GIVEN REQUEST: Provide nothing beyond the count of lines that include the string "xlabel".

(Excerpts from a figure dataset)
————————
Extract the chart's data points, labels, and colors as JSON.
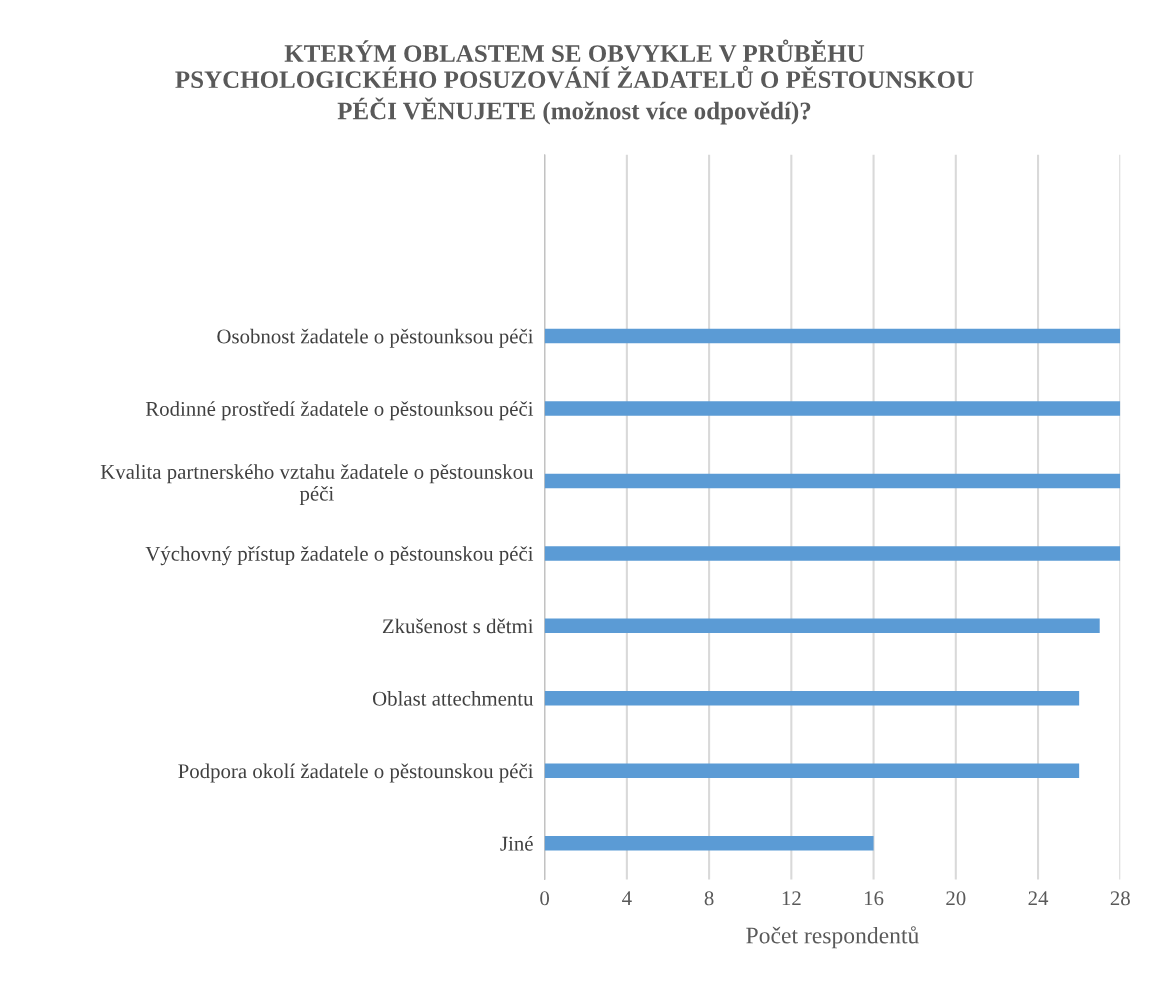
{
  "chart_data": {
    "type": "bar",
    "orientation": "horizontal",
    "title": "KTERÝM OBLASTEM SE OBVYKLE V PRŮBĚHU PSYCHOLOGICKÉHO POSUZOVÁNÍ ŽADATELŮ O PĚSTOUNSKOU PÉČI VĚNUJETE (možnost více odpovědí)?",
    "xlabel": "Počet respondentů",
    "categories": [
      null,
      null,
      "Osobnost žadatele o pěstounksou péči",
      "Rodinné prostředí žadatele o pěstounksou péči",
      "Kvalita partnerského vztahu žadatele o pěstounskou péči",
      "Výchovný přístup žadatele o pěstounskou péči",
      "Zkušenost s dětmi",
      "Oblast attechmentu",
      "Podpora okolí žadatele o pěstounskou péči",
      "Jiné"
    ],
    "values": [
      null,
      null,
      28,
      28,
      28,
      28,
      27,
      26,
      26,
      16
    ],
    "color": "#5b9bd5",
    "xlim": [
      0,
      28
    ],
    "xticks": [
      0,
      4,
      8,
      12,
      16,
      20,
      24,
      28
    ],
    "grid": "x"
  }
}
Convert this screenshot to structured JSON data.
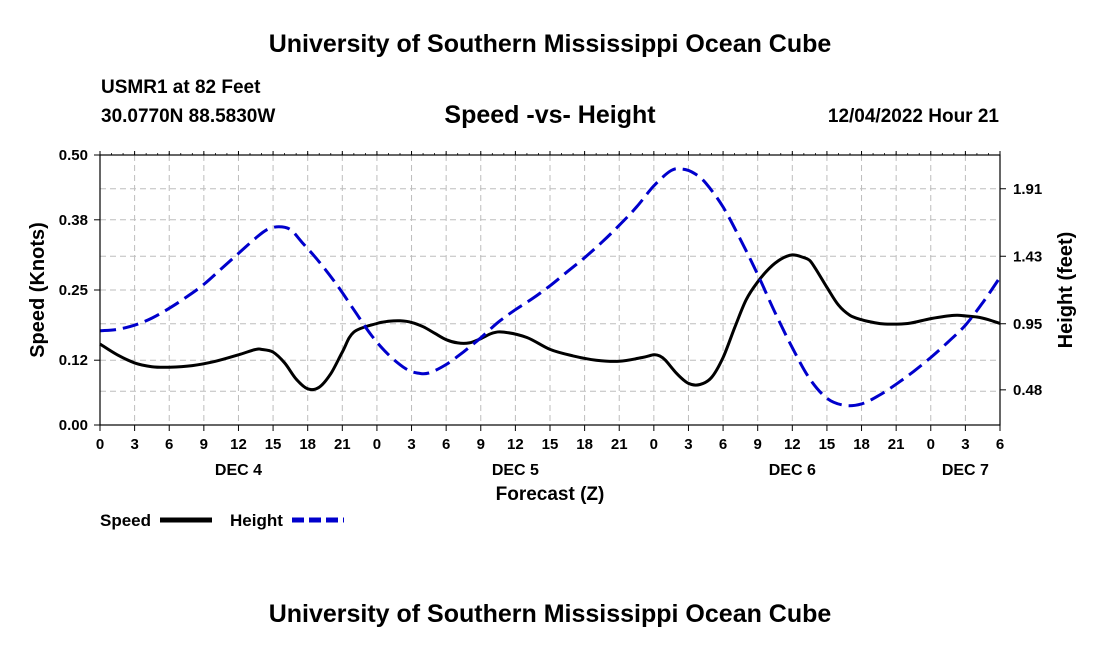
{
  "header": {
    "title": "University of Southern Mississippi Ocean Cube",
    "station": "USMR1 at 82 Feet",
    "coords": "30.0770N  88.5830W",
    "subtitle": "Speed -vs- Height",
    "date": "12/04/2022 Hour 21"
  },
  "footer": {
    "title": "University of Southern Mississippi Ocean Cube"
  },
  "chart_data": {
    "type": "line",
    "title": "Speed -vs- Height",
    "xlabel": "Forecast (Z)",
    "ylabel": "Speed (Knots)",
    "y2label": "Height (feet)",
    "x_unit": "hours since DEC 4 00Z",
    "xlim": [
      0,
      78
    ],
    "ylim": [
      0,
      0.5
    ],
    "y2lim": [
      0.23,
      2.15
    ],
    "yticks": [
      "0.00",
      "0.12",
      "0.25",
      "0.38",
      "0.50"
    ],
    "y2ticks": [
      "0.48",
      "0.95",
      "1.43",
      "1.91"
    ],
    "xtick_labels": [
      "0",
      "3",
      "6",
      "9",
      "12",
      "15",
      "18",
      "21",
      "0",
      "3",
      "6",
      "9",
      "12",
      "15",
      "18",
      "21",
      "0",
      "3",
      "6",
      "9",
      "12",
      "15",
      "18",
      "21",
      "0",
      "3",
      "6"
    ],
    "day_labels": [
      {
        "label": "DEC 4",
        "hour": 12
      },
      {
        "label": "DEC 5",
        "hour": 36
      },
      {
        "label": "DEC 6",
        "hour": 60
      },
      {
        "label": "DEC 7",
        "hour": 75
      }
    ],
    "grid": true,
    "legend": "bottom-left",
    "series": [
      {
        "name": "Speed",
        "axis": "left",
        "color": "#000000",
        "style": "solid",
        "x": [
          0,
          1.5,
          3,
          4.5,
          6,
          8,
          10,
          12,
          13.5,
          14,
          15,
          16,
          17,
          18,
          19,
          20,
          21,
          22,
          24,
          25,
          26,
          27,
          28,
          29,
          30,
          31,
          32,
          33,
          34,
          35,
          37,
          39,
          41,
          43,
          45,
          47,
          48,
          48.5,
          49,
          50,
          51,
          52,
          53,
          54,
          55,
          56,
          57,
          58,
          59,
          60,
          61,
          61.5,
          62,
          63,
          64,
          65,
          66,
          67,
          68,
          70,
          72,
          74,
          75,
          76,
          77,
          78
        ],
        "values": [
          0.15,
          0.13,
          0.115,
          0.108,
          0.107,
          0.11,
          0.118,
          0.13,
          0.14,
          0.14,
          0.135,
          0.115,
          0.085,
          0.067,
          0.07,
          0.095,
          0.135,
          0.172,
          0.188,
          0.192,
          0.193,
          0.19,
          0.182,
          0.17,
          0.158,
          0.152,
          0.152,
          0.16,
          0.17,
          0.172,
          0.162,
          0.14,
          0.128,
          0.12,
          0.118,
          0.125,
          0.13,
          0.128,
          0.12,
          0.095,
          0.077,
          0.075,
          0.088,
          0.125,
          0.18,
          0.232,
          0.265,
          0.29,
          0.307,
          0.315,
          0.31,
          0.305,
          0.29,
          0.255,
          0.222,
          0.203,
          0.195,
          0.19,
          0.187,
          0.188,
          0.197,
          0.203,
          0.202,
          0.2,
          0.195,
          0.188
        ]
      },
      {
        "name": "Height",
        "axis": "right",
        "color": "#0000CC",
        "style": "dashed",
        "x": [
          0,
          1.5,
          3,
          4.5,
          6,
          7.5,
          9,
          10.5,
          12,
          13.5,
          14.5,
          15.5,
          16.5,
          17.5,
          19,
          20.5,
          22,
          23.5,
          25,
          26.5,
          27.5,
          28.5,
          30,
          31.5,
          33,
          34.5,
          36,
          37.5,
          39,
          40.5,
          42,
          43.5,
          45,
          46.5,
          48,
          49.5,
          50.5,
          51.5,
          52.5,
          54,
          55.5,
          57,
          58.5,
          60,
          61.5,
          63,
          64.5,
          66,
          67.5,
          69,
          70.5,
          72,
          73.5,
          75,
          76.5,
          78
        ],
        "values": [
          0.9,
          0.91,
          0.94,
          0.99,
          1.06,
          1.14,
          1.23,
          1.34,
          1.45,
          1.56,
          1.62,
          1.64,
          1.62,
          1.53,
          1.39,
          1.23,
          1.05,
          0.87,
          0.73,
          0.63,
          0.6,
          0.6,
          0.66,
          0.75,
          0.85,
          0.96,
          1.05,
          1.13,
          1.22,
          1.32,
          1.42,
          1.53,
          1.65,
          1.78,
          1.93,
          2.04,
          2.05,
          2.02,
          1.95,
          1.78,
          1.55,
          1.3,
          1.03,
          0.78,
          0.56,
          0.42,
          0.37,
          0.38,
          0.44,
          0.52,
          0.61,
          0.71,
          0.82,
          0.94,
          1.1,
          1.28
        ]
      }
    ]
  }
}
————————
SOLUTION: 2